**Records provided**
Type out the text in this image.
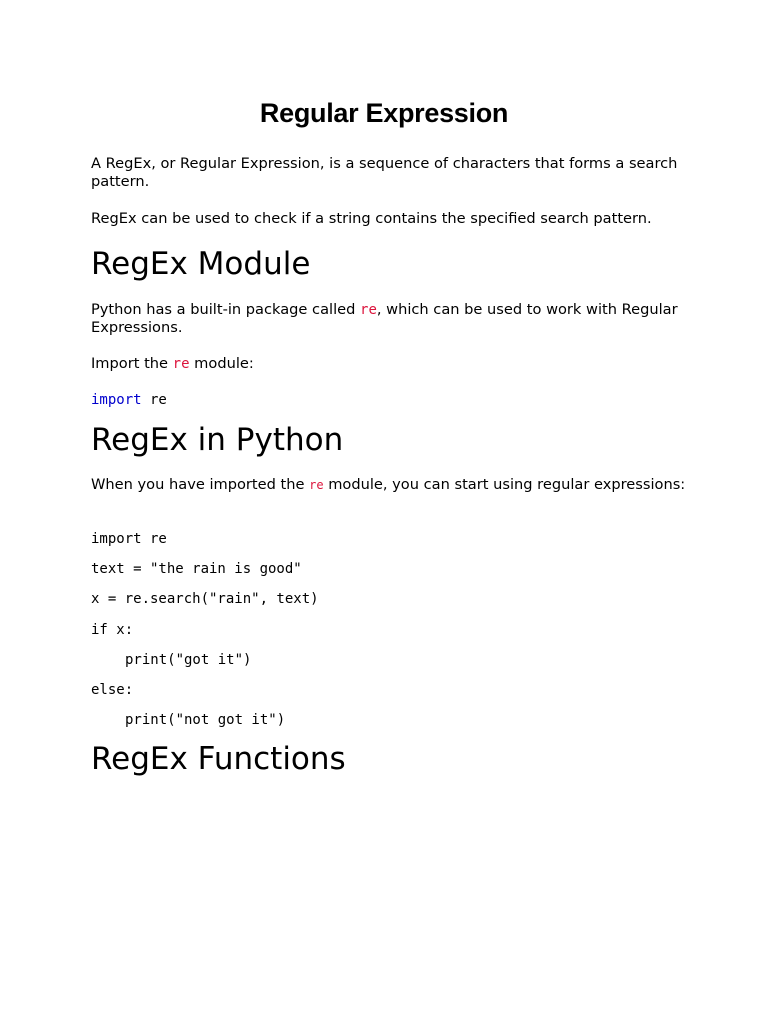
Regular Expression

A RegEx, or Regular Expression, is a sequence of characters that forms a search pattern.

RegEx can be used to check if a string contains the specified search pattern.

RegEx Module

Python has a built-in package called re, which can be used to work with Regular Expressions.

Import the re module:

import re
RegEx in Python

When you have imported the re module, you can start using regular expressions:

import re
text = "the rain is good"
x = re.search("rain", text)
if x:
print("got it")
else:
print("not got it")
RegEx Functions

**What you are asked to do**
Without the pictures, output the full listing exactly as it stands.

**Answer to the problem**
Type out the text in this image.
Regular Expression

A RegEx, or Regular Expression, is a sequence of characters that forms a search pattern.

RegEx can be used to check if a string contains the specified search pattern.

RegEx Module

Python has a built-in package called re, which can be used to work with Regular Expressions.

Import the re module:

import re
RegEx in Python

When you have imported the re module, you can start using regular expressions:

import re
text = "the rain is good"
x = re.search("rain", text)
if x:
print("got it")
else:
print("not got it")
RegEx Functions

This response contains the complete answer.